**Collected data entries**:
###

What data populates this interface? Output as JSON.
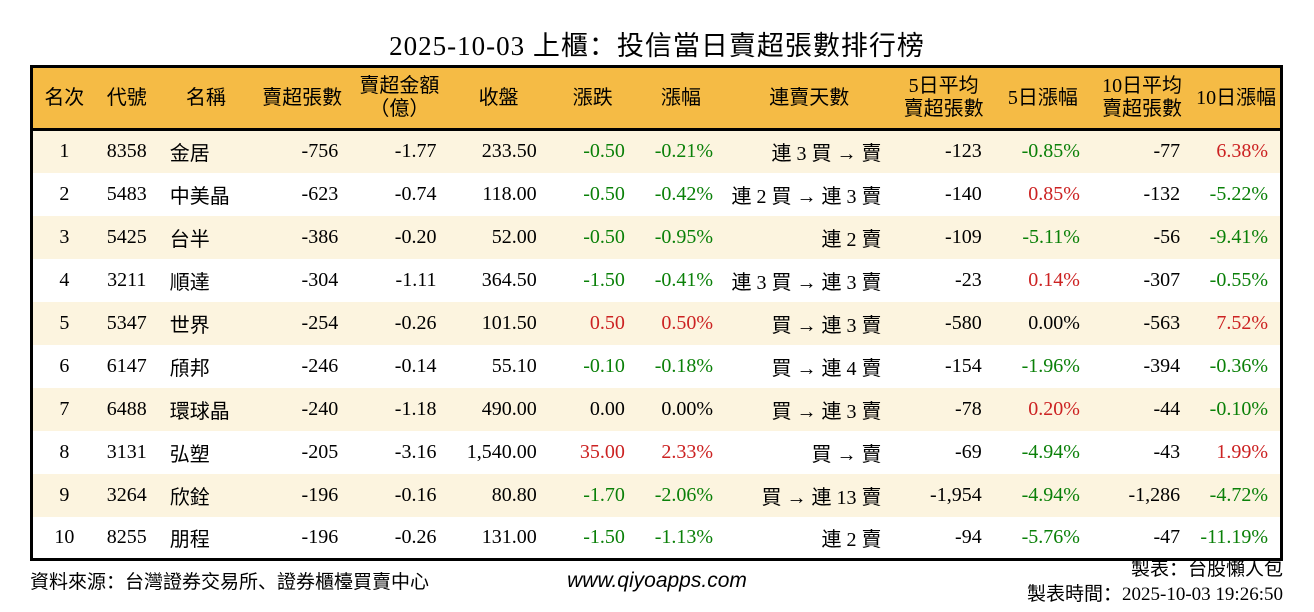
{
  "title": "2025-10-03 上櫃：投信當日賣超張數排行榜",
  "colors": {
    "up": "#cc2222",
    "down": "#0a8008",
    "header_bg": "#f5bb45",
    "row_alt": "#fcf4df",
    "border": "#000000"
  },
  "table": {
    "columns": [
      {
        "key": "rank",
        "label": "名次",
        "align": "center"
      },
      {
        "key": "code",
        "label": "代號",
        "align": "center"
      },
      {
        "key": "name",
        "label": "名稱",
        "align": "left"
      },
      {
        "key": "sell_vol",
        "label": "賣超張數",
        "align": "right"
      },
      {
        "key": "sell_amt",
        "label": "賣超金額\n（億）",
        "align": "right"
      },
      {
        "key": "close",
        "label": "收盤",
        "align": "right"
      },
      {
        "key": "chg",
        "label": "漲跌",
        "align": "right"
      },
      {
        "key": "chg_pct",
        "label": "漲幅",
        "align": "right"
      },
      {
        "key": "streak",
        "label": "連賣天數",
        "align": "right"
      },
      {
        "key": "avg5",
        "label": "5日平均\n賣超張數",
        "align": "right"
      },
      {
        "key": "pct5",
        "label": "5日漲幅",
        "align": "right"
      },
      {
        "key": "avg10",
        "label": "10日平均\n賣超張數",
        "align": "right"
      },
      {
        "key": "pct10",
        "label": "10日漲幅",
        "align": "right"
      }
    ],
    "rows": [
      {
        "rank": "1",
        "code": "8358",
        "name": "金居",
        "sell_vol": "-756",
        "sell_amt": "-1.77",
        "close": "233.50",
        "chg": {
          "t": "-0.50",
          "c": "down"
        },
        "chg_pct": {
          "t": "-0.21%",
          "c": "down"
        },
        "streak": "連 3 買 → 賣",
        "avg5": "-123",
        "pct5": {
          "t": "-0.85%",
          "c": "down"
        },
        "avg10": "-77",
        "pct10": {
          "t": "6.38%",
          "c": "up"
        }
      },
      {
        "rank": "2",
        "code": "5483",
        "name": "中美晶",
        "sell_vol": "-623",
        "sell_amt": "-0.74",
        "close": "118.00",
        "chg": {
          "t": "-0.50",
          "c": "down"
        },
        "chg_pct": {
          "t": "-0.42%",
          "c": "down"
        },
        "streak": "連 2 買 → 連 3 賣",
        "avg5": "-140",
        "pct5": {
          "t": "0.85%",
          "c": "up"
        },
        "avg10": "-132",
        "pct10": {
          "t": "-5.22%",
          "c": "down"
        }
      },
      {
        "rank": "3",
        "code": "5425",
        "name": "台半",
        "sell_vol": "-386",
        "sell_amt": "-0.20",
        "close": "52.00",
        "chg": {
          "t": "-0.50",
          "c": "down"
        },
        "chg_pct": {
          "t": "-0.95%",
          "c": "down"
        },
        "streak": "連 2 賣",
        "avg5": "-109",
        "pct5": {
          "t": "-5.11%",
          "c": "down"
        },
        "avg10": "-56",
        "pct10": {
          "t": "-9.41%",
          "c": "down"
        }
      },
      {
        "rank": "4",
        "code": "3211",
        "name": "順達",
        "sell_vol": "-304",
        "sell_amt": "-1.11",
        "close": "364.50",
        "chg": {
          "t": "-1.50",
          "c": "down"
        },
        "chg_pct": {
          "t": "-0.41%",
          "c": "down"
        },
        "streak": "連 3 買 → 連 3 賣",
        "avg5": "-23",
        "pct5": {
          "t": "0.14%",
          "c": "up"
        },
        "avg10": "-307",
        "pct10": {
          "t": "-0.55%",
          "c": "down"
        }
      },
      {
        "rank": "5",
        "code": "5347",
        "name": "世界",
        "sell_vol": "-254",
        "sell_amt": "-0.26",
        "close": "101.50",
        "chg": {
          "t": "0.50",
          "c": "up"
        },
        "chg_pct": {
          "t": "0.50%",
          "c": "up"
        },
        "streak": "買 → 連 3 賣",
        "avg5": "-580",
        "pct5": {
          "t": "0.00%",
          "c": "flat"
        },
        "avg10": "-563",
        "pct10": {
          "t": "7.52%",
          "c": "up"
        }
      },
      {
        "rank": "6",
        "code": "6147",
        "name": "頎邦",
        "sell_vol": "-246",
        "sell_amt": "-0.14",
        "close": "55.10",
        "chg": {
          "t": "-0.10",
          "c": "down"
        },
        "chg_pct": {
          "t": "-0.18%",
          "c": "down"
        },
        "streak": "買 → 連 4 賣",
        "avg5": "-154",
        "pct5": {
          "t": "-1.96%",
          "c": "down"
        },
        "avg10": "-394",
        "pct10": {
          "t": "-0.36%",
          "c": "down"
        }
      },
      {
        "rank": "7",
        "code": "6488",
        "name": "環球晶",
        "sell_vol": "-240",
        "sell_amt": "-1.18",
        "close": "490.00",
        "chg": {
          "t": "0.00",
          "c": "flat"
        },
        "chg_pct": {
          "t": "0.00%",
          "c": "flat"
        },
        "streak": "買 → 連 3 賣",
        "avg5": "-78",
        "pct5": {
          "t": "0.20%",
          "c": "up"
        },
        "avg10": "-44",
        "pct10": {
          "t": "-0.10%",
          "c": "down"
        }
      },
      {
        "rank": "8",
        "code": "3131",
        "name": "弘塑",
        "sell_vol": "-205",
        "sell_amt": "-3.16",
        "close": "1,540.00",
        "chg": {
          "t": "35.00",
          "c": "up"
        },
        "chg_pct": {
          "t": "2.33%",
          "c": "up"
        },
        "streak": "買 → 賣",
        "avg5": "-69",
        "pct5": {
          "t": "-4.94%",
          "c": "down"
        },
        "avg10": "-43",
        "pct10": {
          "t": "1.99%",
          "c": "up"
        }
      },
      {
        "rank": "9",
        "code": "3264",
        "name": "欣銓",
        "sell_vol": "-196",
        "sell_amt": "-0.16",
        "close": "80.80",
        "chg": {
          "t": "-1.70",
          "c": "down"
        },
        "chg_pct": {
          "t": "-2.06%",
          "c": "down"
        },
        "streak": "買 → 連 13 賣",
        "avg5": "-1,954",
        "pct5": {
          "t": "-4.94%",
          "c": "down"
        },
        "avg10": "-1,286",
        "pct10": {
          "t": "-4.72%",
          "c": "down"
        }
      },
      {
        "rank": "10",
        "code": "8255",
        "name": "朋程",
        "sell_vol": "-196",
        "sell_amt": "-0.26",
        "close": "131.00",
        "chg": {
          "t": "-1.50",
          "c": "down"
        },
        "chg_pct": {
          "t": "-1.13%",
          "c": "down"
        },
        "streak": "連 2 賣",
        "avg5": "-94",
        "pct5": {
          "t": "-5.76%",
          "c": "down"
        },
        "avg10": "-47",
        "pct10": {
          "t": "-11.19%",
          "c": "down"
        }
      }
    ]
  },
  "footer": {
    "source": "資料來源：台灣證券交易所、證券櫃檯買賣中心",
    "site": "www.qiyoapps.com",
    "maker": "製表：台股懶人包",
    "made_time": "製表時間：2025-10-03 19:26:50"
  }
}
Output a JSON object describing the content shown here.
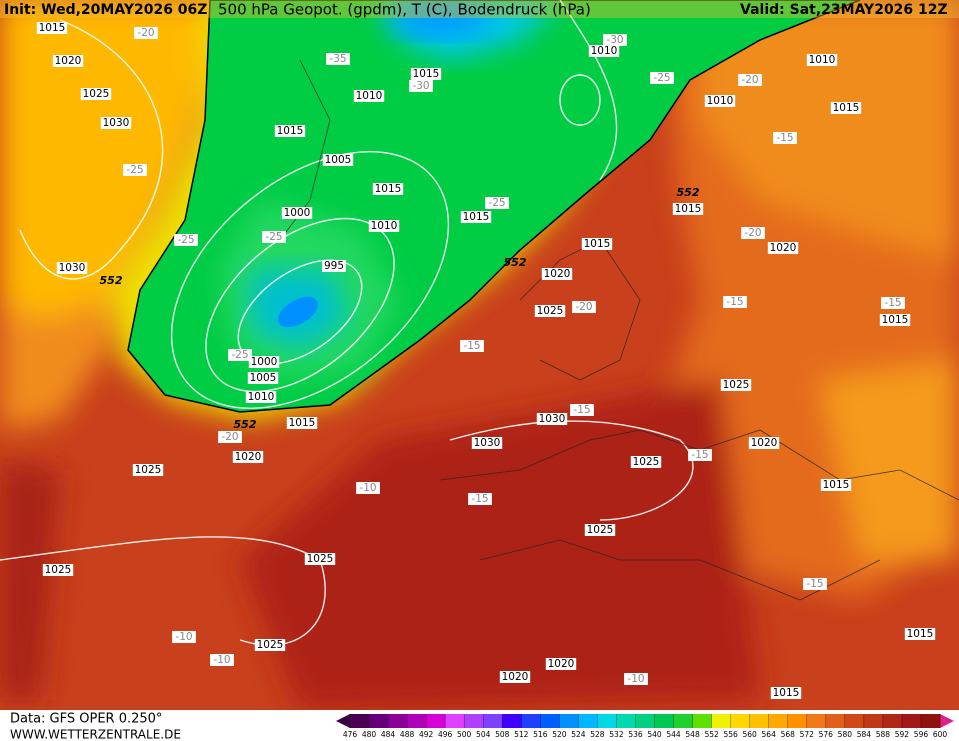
{
  "header": {
    "init": "Init: Wed,20MAY2026 06Z",
    "title": "500 hPa Geopot. (gpdm), T (C), Bodendruck (hPa)",
    "valid": "Valid: Sat,23MAY2026 12Z"
  },
  "map": {
    "isobar_labels": [
      1015,
      1020,
      1025,
      1030,
      1030,
      1015,
      1010,
      1015,
      1005,
      1015,
      1000,
      1010,
      1015,
      995,
      1000,
      1005,
      1010,
      1015,
      1020,
      1025,
      1010,
      1010,
      1015,
      1010,
      1015,
      1015,
      1020,
      1025,
      1020,
      1015,
      1025,
      1030,
      1030,
      1025,
      1020,
      1015,
      1025,
      1025,
      1025,
      1025,
      1020,
      1020,
      1015,
      1015
    ],
    "temperature_labels": [
      -20,
      -35,
      -30,
      -30,
      -25,
      -20,
      -15,
      -25,
      -25,
      -25,
      -25,
      -20,
      -20,
      -15,
      -15,
      -15,
      -25,
      -20,
      -15,
      -15,
      -10,
      -15,
      -15,
      -10,
      -10,
      -10
    ],
    "contour_552_labels": [
      552,
      552,
      552,
      552
    ]
  },
  "footer": {
    "source": "Data: GFS OPER 0.250°",
    "site": "WWW.WETTERZENTRALE.DE"
  },
  "colorbar": {
    "ticks": [
      476,
      480,
      484,
      488,
      492,
      496,
      500,
      504,
      508,
      512,
      516,
      520,
      524,
      528,
      532,
      536,
      540,
      544,
      548,
      552,
      556,
      560,
      564,
      568,
      572,
      576,
      580,
      584,
      588,
      592,
      596,
      600
    ],
    "colors": [
      "#4b0055",
      "#66007a",
      "#8a0099",
      "#b000b8",
      "#d600d6",
      "#e040ff",
      "#b040ff",
      "#8040ff",
      "#4000ff",
      "#2040ff",
      "#0060ff",
      "#0090ff",
      "#00b8ff",
      "#00d8e8",
      "#00d8b0",
      "#00d080",
      "#00c850",
      "#20d030",
      "#60e000",
      "#f0f000",
      "#ffd800",
      "#ffc000",
      "#ffa800",
      "#ff9000",
      "#f07818",
      "#e06018",
      "#d04818",
      "#c03818",
      "#b02818",
      "#a01818",
      "#901010"
    ],
    "low_color": "#3a0040",
    "high_color": "#e0208a"
  }
}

###

**What to produce**: Copy all lines of the material above where the string "title" occurs.

**Complete response**:
  "title": "2025-10-03 上櫃：投信當日賣超張數排行榜",
    "title": "500 hPa Geopot. (gpdm), T (C), Bodendruck (hPa)",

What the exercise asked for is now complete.